* [Problem details]: Looking at the listing, state how many of its lines contain the string "dosti". Write only the number.

Stored items:

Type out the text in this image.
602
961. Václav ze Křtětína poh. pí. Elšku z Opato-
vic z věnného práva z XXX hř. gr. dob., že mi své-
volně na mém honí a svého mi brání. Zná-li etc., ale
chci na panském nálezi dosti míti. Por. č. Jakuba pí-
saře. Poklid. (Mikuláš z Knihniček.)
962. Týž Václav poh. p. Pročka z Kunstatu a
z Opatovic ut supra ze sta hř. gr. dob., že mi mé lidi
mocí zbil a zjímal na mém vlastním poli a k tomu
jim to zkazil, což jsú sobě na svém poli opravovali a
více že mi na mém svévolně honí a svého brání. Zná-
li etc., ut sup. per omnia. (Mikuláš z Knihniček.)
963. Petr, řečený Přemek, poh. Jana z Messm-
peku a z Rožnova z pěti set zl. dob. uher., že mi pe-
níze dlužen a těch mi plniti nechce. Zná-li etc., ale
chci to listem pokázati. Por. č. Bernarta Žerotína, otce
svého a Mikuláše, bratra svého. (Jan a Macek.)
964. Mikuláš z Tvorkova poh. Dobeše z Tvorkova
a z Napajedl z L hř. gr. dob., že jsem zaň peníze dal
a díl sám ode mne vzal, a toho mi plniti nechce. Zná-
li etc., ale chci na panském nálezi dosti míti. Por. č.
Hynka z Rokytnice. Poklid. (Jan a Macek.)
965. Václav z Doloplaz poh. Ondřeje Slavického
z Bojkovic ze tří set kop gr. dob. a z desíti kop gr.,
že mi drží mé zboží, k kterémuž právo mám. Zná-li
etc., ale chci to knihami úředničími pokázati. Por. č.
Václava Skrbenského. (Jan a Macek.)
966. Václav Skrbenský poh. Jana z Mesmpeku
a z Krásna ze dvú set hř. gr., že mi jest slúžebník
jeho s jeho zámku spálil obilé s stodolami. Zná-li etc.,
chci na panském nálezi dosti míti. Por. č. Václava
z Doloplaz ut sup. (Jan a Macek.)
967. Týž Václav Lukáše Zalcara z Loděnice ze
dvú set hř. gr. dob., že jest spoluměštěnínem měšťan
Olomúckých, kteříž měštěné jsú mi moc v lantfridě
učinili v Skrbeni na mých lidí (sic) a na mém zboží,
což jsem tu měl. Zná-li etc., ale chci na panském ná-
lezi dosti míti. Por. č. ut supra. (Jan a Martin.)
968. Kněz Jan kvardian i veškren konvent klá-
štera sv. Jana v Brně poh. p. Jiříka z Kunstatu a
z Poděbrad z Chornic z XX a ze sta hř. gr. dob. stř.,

* [Output of the exercise]: 4